» Data lines
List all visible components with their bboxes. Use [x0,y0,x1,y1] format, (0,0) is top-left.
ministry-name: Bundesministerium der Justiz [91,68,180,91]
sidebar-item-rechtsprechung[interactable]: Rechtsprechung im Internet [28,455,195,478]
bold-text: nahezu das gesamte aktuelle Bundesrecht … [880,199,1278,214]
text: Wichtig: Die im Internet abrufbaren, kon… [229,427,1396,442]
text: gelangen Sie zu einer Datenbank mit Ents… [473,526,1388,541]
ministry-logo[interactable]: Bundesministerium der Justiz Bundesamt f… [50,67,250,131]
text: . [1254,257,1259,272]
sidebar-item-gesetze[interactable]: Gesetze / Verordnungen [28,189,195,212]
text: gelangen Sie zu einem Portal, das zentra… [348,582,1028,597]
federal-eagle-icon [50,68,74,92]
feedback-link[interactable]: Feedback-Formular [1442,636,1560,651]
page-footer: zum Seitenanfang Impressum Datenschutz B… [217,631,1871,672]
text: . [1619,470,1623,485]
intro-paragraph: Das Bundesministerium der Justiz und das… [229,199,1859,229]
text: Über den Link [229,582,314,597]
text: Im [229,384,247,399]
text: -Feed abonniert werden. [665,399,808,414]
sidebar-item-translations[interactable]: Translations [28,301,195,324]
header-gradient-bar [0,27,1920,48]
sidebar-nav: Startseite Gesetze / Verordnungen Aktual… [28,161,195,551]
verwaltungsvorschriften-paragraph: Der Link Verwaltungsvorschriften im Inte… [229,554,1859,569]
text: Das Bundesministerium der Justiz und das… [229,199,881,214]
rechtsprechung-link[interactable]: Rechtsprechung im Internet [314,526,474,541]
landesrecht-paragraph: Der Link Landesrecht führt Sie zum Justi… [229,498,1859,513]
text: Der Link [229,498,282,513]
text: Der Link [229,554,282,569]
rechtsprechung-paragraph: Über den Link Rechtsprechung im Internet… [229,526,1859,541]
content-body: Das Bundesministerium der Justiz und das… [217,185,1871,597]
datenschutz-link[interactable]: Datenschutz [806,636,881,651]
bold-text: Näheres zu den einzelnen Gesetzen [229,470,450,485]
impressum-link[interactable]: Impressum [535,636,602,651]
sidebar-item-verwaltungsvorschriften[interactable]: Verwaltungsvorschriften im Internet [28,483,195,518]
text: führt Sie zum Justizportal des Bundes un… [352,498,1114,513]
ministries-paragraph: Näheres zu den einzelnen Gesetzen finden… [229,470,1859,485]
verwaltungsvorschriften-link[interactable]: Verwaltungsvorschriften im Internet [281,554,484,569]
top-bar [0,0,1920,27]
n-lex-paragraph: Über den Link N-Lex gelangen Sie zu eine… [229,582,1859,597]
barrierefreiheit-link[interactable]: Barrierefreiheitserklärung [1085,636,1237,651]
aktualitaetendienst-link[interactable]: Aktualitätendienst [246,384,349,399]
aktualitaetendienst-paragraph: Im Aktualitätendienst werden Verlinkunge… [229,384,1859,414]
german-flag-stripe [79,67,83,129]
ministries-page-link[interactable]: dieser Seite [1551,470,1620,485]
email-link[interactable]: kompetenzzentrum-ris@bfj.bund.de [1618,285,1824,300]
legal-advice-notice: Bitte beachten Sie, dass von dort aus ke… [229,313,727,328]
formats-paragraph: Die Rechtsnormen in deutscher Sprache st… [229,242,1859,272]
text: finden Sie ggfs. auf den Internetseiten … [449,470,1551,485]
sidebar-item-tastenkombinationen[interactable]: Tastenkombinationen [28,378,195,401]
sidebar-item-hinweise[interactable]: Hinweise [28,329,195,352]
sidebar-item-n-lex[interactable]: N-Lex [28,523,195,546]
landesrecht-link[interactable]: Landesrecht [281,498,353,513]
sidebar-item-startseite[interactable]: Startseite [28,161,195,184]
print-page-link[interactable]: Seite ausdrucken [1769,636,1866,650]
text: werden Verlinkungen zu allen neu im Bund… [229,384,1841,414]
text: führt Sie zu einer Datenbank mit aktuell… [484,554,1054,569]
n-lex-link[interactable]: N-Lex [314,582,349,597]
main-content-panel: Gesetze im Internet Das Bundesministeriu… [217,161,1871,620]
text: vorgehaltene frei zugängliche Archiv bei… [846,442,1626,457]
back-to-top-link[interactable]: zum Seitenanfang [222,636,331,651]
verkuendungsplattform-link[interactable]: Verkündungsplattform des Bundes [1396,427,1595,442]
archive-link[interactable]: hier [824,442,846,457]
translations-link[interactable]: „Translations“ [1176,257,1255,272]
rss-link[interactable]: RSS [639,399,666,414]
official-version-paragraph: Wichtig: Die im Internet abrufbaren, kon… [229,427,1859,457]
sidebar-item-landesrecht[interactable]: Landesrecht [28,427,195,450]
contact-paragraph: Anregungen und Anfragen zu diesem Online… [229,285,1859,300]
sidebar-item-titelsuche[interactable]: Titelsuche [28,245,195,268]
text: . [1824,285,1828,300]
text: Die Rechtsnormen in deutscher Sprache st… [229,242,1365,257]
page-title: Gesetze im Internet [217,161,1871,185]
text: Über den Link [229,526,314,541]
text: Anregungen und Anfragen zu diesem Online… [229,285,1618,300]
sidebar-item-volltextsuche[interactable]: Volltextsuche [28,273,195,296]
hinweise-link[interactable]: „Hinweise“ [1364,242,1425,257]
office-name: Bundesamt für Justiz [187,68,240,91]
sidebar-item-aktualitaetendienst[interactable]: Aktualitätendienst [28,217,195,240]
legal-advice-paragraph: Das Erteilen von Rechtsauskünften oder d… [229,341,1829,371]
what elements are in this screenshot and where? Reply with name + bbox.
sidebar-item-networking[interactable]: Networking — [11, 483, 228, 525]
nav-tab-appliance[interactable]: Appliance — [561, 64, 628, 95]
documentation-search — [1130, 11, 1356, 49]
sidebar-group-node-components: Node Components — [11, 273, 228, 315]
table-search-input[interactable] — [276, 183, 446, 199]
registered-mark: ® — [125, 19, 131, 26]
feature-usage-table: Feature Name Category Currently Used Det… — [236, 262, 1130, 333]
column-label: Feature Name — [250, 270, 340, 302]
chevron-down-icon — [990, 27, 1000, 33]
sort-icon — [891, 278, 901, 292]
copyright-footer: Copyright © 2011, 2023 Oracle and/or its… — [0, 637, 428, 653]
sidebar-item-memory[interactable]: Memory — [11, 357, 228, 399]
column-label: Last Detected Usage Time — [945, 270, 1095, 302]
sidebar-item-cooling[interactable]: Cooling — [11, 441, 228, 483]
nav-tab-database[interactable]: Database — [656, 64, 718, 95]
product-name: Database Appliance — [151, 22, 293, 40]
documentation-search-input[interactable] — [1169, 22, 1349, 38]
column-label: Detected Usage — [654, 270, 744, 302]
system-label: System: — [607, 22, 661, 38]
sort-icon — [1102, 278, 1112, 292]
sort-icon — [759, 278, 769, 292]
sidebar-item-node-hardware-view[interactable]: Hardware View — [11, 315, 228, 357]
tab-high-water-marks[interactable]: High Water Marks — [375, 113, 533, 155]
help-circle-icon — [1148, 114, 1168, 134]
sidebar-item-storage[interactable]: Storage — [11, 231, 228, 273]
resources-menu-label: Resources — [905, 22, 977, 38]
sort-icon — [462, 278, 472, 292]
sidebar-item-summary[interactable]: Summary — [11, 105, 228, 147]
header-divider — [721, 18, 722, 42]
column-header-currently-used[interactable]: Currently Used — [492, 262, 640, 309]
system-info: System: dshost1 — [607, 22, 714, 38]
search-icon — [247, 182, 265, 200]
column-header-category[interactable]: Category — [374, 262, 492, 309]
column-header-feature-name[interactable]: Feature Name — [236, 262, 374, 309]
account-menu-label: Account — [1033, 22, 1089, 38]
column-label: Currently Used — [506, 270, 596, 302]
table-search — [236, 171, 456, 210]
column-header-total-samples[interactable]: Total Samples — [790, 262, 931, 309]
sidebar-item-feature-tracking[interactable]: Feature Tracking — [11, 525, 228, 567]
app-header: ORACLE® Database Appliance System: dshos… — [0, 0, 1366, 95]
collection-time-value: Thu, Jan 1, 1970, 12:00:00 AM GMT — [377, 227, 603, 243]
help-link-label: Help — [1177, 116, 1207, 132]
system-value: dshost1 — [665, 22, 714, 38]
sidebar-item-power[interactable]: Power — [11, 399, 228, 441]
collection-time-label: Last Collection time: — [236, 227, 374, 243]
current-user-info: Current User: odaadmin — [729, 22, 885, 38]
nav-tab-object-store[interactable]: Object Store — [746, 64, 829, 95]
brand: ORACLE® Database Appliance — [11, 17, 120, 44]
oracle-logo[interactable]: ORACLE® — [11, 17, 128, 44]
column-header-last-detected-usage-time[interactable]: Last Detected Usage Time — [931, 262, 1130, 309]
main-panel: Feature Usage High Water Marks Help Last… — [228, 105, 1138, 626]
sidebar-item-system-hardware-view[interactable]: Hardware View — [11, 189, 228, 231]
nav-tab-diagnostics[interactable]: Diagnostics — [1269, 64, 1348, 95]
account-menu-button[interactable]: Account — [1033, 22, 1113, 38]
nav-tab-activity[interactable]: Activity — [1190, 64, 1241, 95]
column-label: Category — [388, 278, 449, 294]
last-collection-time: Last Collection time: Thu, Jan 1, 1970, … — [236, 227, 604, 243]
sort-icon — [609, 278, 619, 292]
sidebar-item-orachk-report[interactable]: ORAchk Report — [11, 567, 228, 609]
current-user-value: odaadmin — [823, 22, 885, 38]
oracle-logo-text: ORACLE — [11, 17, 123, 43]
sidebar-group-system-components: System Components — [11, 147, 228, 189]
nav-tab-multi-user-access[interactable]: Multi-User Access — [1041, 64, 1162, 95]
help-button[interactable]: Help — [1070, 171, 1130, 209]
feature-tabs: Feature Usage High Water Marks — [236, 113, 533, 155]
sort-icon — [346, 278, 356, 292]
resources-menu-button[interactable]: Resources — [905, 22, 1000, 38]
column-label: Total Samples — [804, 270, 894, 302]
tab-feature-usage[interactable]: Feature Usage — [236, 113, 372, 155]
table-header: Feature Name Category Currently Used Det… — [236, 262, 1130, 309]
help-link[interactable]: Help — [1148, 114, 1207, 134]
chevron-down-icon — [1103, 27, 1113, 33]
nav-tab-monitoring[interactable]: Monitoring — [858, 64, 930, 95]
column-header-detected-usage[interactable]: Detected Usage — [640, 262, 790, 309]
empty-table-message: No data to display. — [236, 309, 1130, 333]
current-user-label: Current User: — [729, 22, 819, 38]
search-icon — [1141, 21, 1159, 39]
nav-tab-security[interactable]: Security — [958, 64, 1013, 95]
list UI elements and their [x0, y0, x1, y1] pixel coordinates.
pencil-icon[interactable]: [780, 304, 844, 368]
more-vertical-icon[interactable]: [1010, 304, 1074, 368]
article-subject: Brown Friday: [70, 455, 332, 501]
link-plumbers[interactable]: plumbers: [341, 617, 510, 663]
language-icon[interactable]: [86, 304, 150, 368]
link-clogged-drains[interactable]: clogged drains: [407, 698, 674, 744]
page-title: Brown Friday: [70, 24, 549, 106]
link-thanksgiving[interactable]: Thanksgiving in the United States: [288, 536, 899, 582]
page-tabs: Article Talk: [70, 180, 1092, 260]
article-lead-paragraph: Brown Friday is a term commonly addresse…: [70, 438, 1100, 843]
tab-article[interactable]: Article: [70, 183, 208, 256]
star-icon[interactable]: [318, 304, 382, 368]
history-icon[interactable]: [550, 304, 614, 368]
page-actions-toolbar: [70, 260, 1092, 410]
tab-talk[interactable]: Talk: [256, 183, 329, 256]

» What to work on
Rewrite the listing from its first line up to and including the line containing "text: Wichtig: Die", replacing "bboxes" with "bounding boxes" and leaving everything else unchanged.

» Task response
List all visible components with their bounding boxes. Use [x0,y0,x1,y1] format, (0,0) is top-left.
ministry-name: Bundesministerium der Justiz [91,68,180,91]
sidebar-item-rechtsprechung[interactable]: Rechtsprechung im Internet [28,455,195,478]
bold-text: nahezu das gesamte aktuelle Bundesrecht … [880,199,1278,214]
text: Wichtig: Die im Internet abrufbaren, kon… [229,427,1396,442]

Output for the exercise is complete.